[Start]

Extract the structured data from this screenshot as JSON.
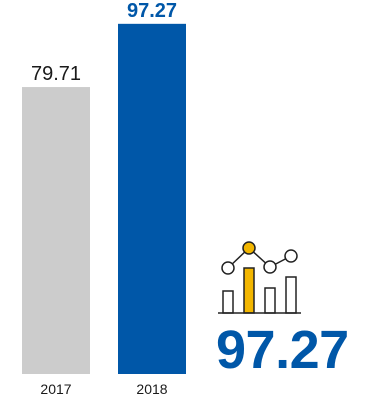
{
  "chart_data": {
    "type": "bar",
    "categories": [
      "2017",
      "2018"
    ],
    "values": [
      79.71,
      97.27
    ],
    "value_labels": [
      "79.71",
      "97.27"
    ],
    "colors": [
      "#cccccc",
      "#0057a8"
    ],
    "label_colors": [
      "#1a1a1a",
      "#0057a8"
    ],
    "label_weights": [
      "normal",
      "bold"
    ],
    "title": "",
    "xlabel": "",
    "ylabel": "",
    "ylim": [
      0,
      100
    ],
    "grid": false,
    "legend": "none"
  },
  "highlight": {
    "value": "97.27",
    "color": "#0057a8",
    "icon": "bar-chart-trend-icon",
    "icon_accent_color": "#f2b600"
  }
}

[End]

**PROMPT**
The data above should be repeated exactly, minus any pictures.

**OUTPUT FOR THIS TASK**
Extract the structured data from this screenshot as JSON.
{
  "chart_data": {
    "type": "bar",
    "categories": [
      "2017",
      "2018"
    ],
    "values": [
      79.71,
      97.27
    ],
    "value_labels": [
      "79.71",
      "97.27"
    ],
    "colors": [
      "#cccccc",
      "#0057a8"
    ],
    "label_colors": [
      "#1a1a1a",
      "#0057a8"
    ],
    "label_weights": [
      "normal",
      "bold"
    ],
    "title": "",
    "xlabel": "",
    "ylabel": "",
    "ylim": [
      0,
      100
    ],
    "grid": false,
    "legend": "none"
  },
  "highlight": {
    "value": "97.27",
    "color": "#0057a8",
    "icon": "bar-chart-trend-icon",
    "icon_accent_color": "#f2b600"
  }
}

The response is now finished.